§ **What you will do**:
Go through the data below. Pull out every line that has the word "text".
───── Source records ─────
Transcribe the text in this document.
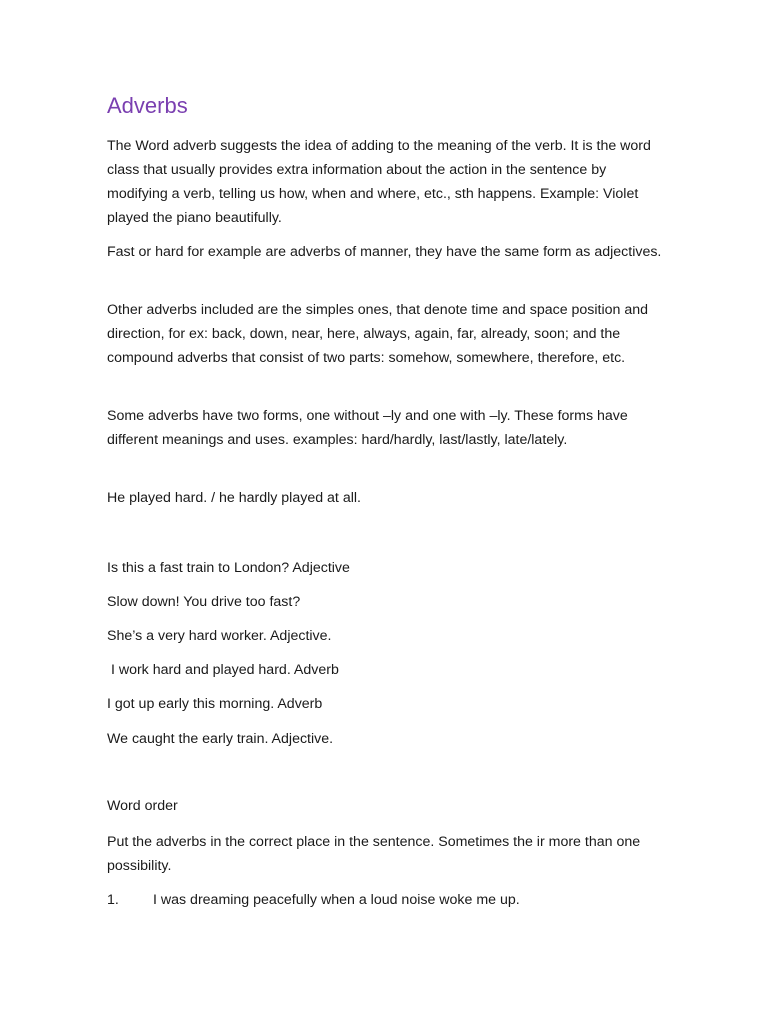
Adverbs

The Word adverb suggests the idea of adding to the meaning of the verb. It is the word class that usually provides extra information about the action in the sentence by modifying a verb, telling us how, when and where, etc., sth happens. Example: Violet played the piano beautifully.

Fast or hard for example are adverbs of manner, they have the same form as adjectives.

Other adverbs included are the simples ones, that denote time and space position and direction, for ex: back, down, near, here, always, again, far, already, soon; and the compound adverbs that consist of two parts: somehow, somewhere, therefore, etc.

Some adverbs have two forms, one without –ly and one with –ly. These forms have different meanings and uses. examples: hard/hardly, last/lastly, late/lately.

He played hard. / he hardly played at all.

Is this a fast train to London? Adjective

Slow down! You drive too fast?

She’s a very hard worker. Adjective.

I work hard and played hard. Adverb

I got up early this morning. Adverb

We caught the early train. Adjective.

Word order

Put the adverbs in the correct place in the sentence. Sometimes the ir more than one possibility.

1. I was dreaming peacefully when a loud noise woke me up.
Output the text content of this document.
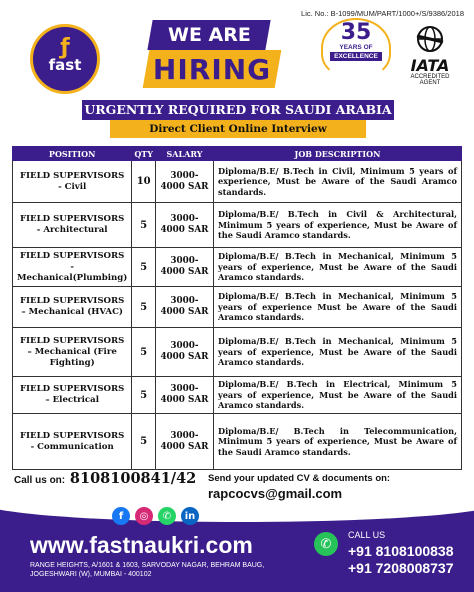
ƒ
fast
Lic. No.: B-1099/MUM/PART/1000+/S/9386/2018
WE ARE
HIRING
35
YEARS OF
EXCELLENCE	IATA
ACCREDITED AGENT
URGENTLY REQUIRED FOR SAUDI ARABIA
Direct Client Online Interview
POSITION	QTY	SALARY	JOB DESCRIPTION
FIELD SUPERVISORS - Civil	10	3000-4000 SAR	Diploma/B.E/ B.Tech in Civil, Minimum 5 years of experience, Must be Aware of the Saudi Aramco standards.
FIELD SUPERVISORS - Architectural	5	3000-4000 SAR	Diploma/B.E/ B.Tech in Civil & Architectural, Minimum 5 years of experience, Must be Aware of the Saudi Aramco standards.
FIELD SUPERVISORS - Mechanical(Plumbing)	5	3000-4000 SAR	Diploma/B.E/ B.Tech in Mechanical, Minimum 5 years of experience, Must be Aware of the Saudi Aramco standards.
FIELD SUPERVISORS – Mechanical (HVAC)	5	3000-4000 SAR	Diploma/B.E/ B.Tech in Mechanical, Minimum 5 years of experience Must be Aware of the Saudi Aramco standards.
FIELD SUPERVISORS – Mechanical (Fire Fighting)	5	3000-4000 SAR	Diploma/B.E/ B.Tech in Mechanical, Minimum 5 years of experience, Must be Aware of the Saudi Aramco standards.
FIELD SUPERVISORS – Electrical	5	3000-4000 SAR	Diploma/B.E/ B.Tech in Electrical, Minimum 5 years of experience, Must be Aware of the Saudi Aramco standards.
FIELD SUPERVISORS - Communication	5	3000-4000 SAR	Diploma/B.E/ B.Tech in Telecommunication, Minimum 5 years of experience, Must be Aware of the Saudi Aramco standards.
Call us on: 8108100841/42 Send your updated CV & documents on:
rapcocvs@gmail.com
f	◎	✆	in
www.fastnaukri.com
RANGE HEIGHTS, A/1601 & 1603, SARVODAY NAGAR, BEHRAM BAUG, JOGESHWARI (W), MUMBAI - 400102
✆
CALL US
+91 8108100838
+91 7208008737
─────
§ **Solution below**:
Transcribe the text in this document.
Output the text content of this document.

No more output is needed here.